#### EXERCISE TASK
Note each line where "ntnu" appears, and copy it.

#### DATASET ROWS
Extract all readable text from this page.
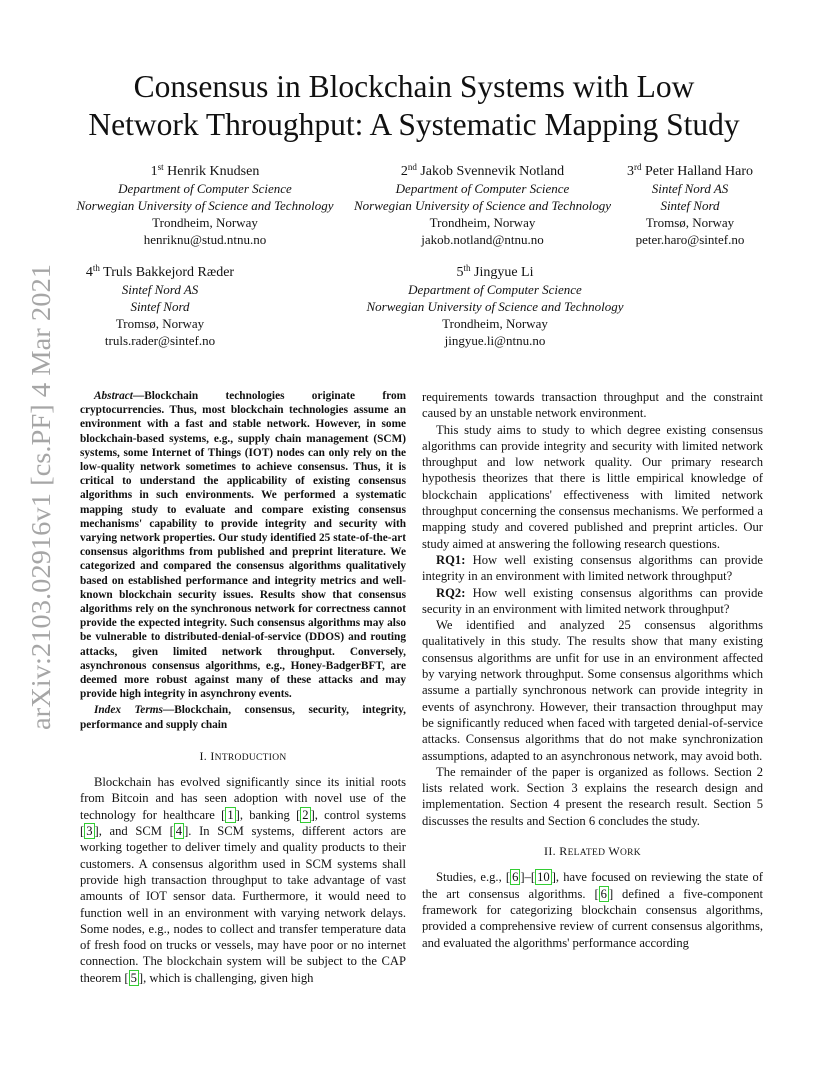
arXiv:2103.02916v1 [cs.PF] 4 Mar 2021
Consensus in Blockchain Systems with Low
Network Throughput: A Systematic Mapping Study
1st Henrik Knudsen
Department of Computer Science
Norwegian University of Science and Technology
Trondheim, Norway
henriknu@stud.ntnu.no
2nd Jakob Svennevik Notland
Department of Computer Science
Norwegian University of Science and Technology
Trondheim, Norway
jakob.notland@ntnu.no
3rd Peter Halland Haro
Sintef Nord AS
Sintef Nord
Tromsø, Norway
peter.haro@sintef.no
4th Truls Bakkejord Ræder
Sintef Nord AS
Sintef Nord
Tromsø, Norway
truls.rader@sintef.no
5th Jingyue Li
Department of Computer Science
Norwegian University of Science and Technology
Trondheim, Norway
jingyue.li@ntnu.no

Abstract—Blockchain technologies originate from cryptocurrencies. Thus, most blockchain technologies assume an environment with a fast and stable network. However, in some blockchain-based systems, e.g., supply chain management (SCM) systems, some Internet of Things (IOT) nodes can only rely on the low-quality network sometimes to achieve consensus. Thus, it is critical to understand the applicability of existing consensus algorithms in such environments. We performed a systematic mapping study to evaluate and compare existing consensus mechanisms' capability to provide integrity and security with varying network properties. Our study identified 25 state-of-the-art consensus algorithms from published and preprint literature. We categorized and compared the consensus algorithms qualitatively based on established performance and integrity metrics and well-known blockchain security issues. Results show that consensus algorithms rely on the synchronous network for correctness cannot provide the expected integrity. Such consensus algorithms may also be vulnerable to distributed-denial-of-service (DDOS) and routing attacks, given limited network throughput. Conversely, asynchronous consensus algorithms, e.g., Honey-BadgerBFT, are deemed more robust against many of these attacks and may provide high integrity in asynchrony events.

Index Terms—Blockchain, consensus, security, integrity, performance and supply chain

I. INTRODUCTION

Blockchain has evolved significantly since its initial roots from Bitcoin and has seen adoption with novel use of the technology for healthcare [ 1 ], banking [ 2 ], control systems [ 3 ], and SCM [ 4 ]. In SCM systems, different actors are working together to deliver timely and quality products to their customers. A consensus algorithm used in SCM systems shall provide high transaction throughput to take advantage of vast amounts of IOT sensor data. Furthermore, it would need to function well in an environment with varying network delays. Some nodes, e.g., nodes to collect and transfer temperature data of fresh food on trucks or vessels, may have poor or no internet connection. The blockchain system will be subject to the CAP theorem [ 5 ], which is challenging, given high

requirements towards transaction throughput and the constraint caused by an unstable network environment.

This study aims to study to which degree existing consensus algorithms can provide integrity and security with limited network throughput and low network quality. Our primary research hypothesis theorizes that there is little empirical knowledge of blockchain applications' effectiveness with limited network throughput concerning the consensus mechanisms. We performed a mapping study and covered published and preprint articles. Our study aimed at answering the following research questions.

RQ1: How well existing consensus algorithms can provide integrity in an environment with limited network throughput?

RQ2: How well existing consensus algorithms can provide security in an environment with limited network throughput?

We identified and analyzed 25 consensus algorithms qualitatively in this study. The results show that many existing consensus algorithms are unfit for use in an environment affected by varying network throughput. Some consensus algorithms which assume a partially synchronous network can provide integrity in events of asynchrony. However, their transaction throughput may be significantly reduced when faced with targeted denial-of-service attacks. Consensus algorithms that do not make synchronization assumptions, adapted to an asynchronous network, may avoid both.

The remainder of the paper is organized as follows. Section 2 lists related work. Section 3 explains the research design and implementation. Section 4 present the research result. Section 5 discusses the results and Section 6 concludes the study.

II. RELATED WORK

Studies, e.g., [ 6 ]–[ 10 ], have focused on reviewing the state of the art consensus algorithms. [ 6 ] defined a five-component framework for categorizing blockchain consensus algorithms, provided a comprehensive review of current consensus algorithms, and evaluated the algorithms' performance according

#### ANSWER TO THE EXERCISE
henriknu@stud.ntnu.no
jakob.notland@ntnu.no
jingyue.li@ntnu.no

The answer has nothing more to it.